:: Exercise requirements ::
Set down the material once more, exactly as it appears.

(Stored dataset items)

--- begin ---

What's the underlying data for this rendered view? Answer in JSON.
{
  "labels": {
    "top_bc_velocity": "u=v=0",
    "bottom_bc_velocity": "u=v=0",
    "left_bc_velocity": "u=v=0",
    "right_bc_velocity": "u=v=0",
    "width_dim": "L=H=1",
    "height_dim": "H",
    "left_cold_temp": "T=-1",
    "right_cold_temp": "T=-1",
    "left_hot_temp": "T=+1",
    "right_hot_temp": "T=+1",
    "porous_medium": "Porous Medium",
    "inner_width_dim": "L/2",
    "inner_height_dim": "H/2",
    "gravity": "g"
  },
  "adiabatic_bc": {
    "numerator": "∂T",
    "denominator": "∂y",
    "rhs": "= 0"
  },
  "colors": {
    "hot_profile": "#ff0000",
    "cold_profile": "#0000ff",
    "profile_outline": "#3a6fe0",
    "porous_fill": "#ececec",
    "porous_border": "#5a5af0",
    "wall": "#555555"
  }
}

--- end ---

:: Solution to the problem ::
What's the underlying data for this rendered view? Answer in JSON.
{
  "labels": {
    "top_bc_velocity": "u=v=0",
    "bottom_bc_velocity": "u=v=0",
    "left_bc_velocity": "u=v=0",
    "right_bc_velocity": "u=v=0",
    "width_dim": "L=H=1",
    "height_dim": "H",
    "left_cold_temp": "T=-1",
    "right_cold_temp": "T=-1",
    "left_hot_temp": "T=+1",
    "right_hot_temp": "T=+1",
    "porous_medium": "Porous Medium",
    "inner_width_dim": "L/2",
    "inner_height_dim": "H/2",
    "gravity": "g"
  },
  "adiabatic_bc": {
    "numerator": "∂T",
    "denominator": "∂y",
    "rhs": "= 0"
  },
  "colors": {
    "hot_profile": "#ff0000",
    "cold_profile": "#0000ff",
    "profile_outline": "#3a6fe0",
    "porous_fill": "#ececec",
    "porous_border": "#5a5af0",
    "wall": "#555555"
  }
}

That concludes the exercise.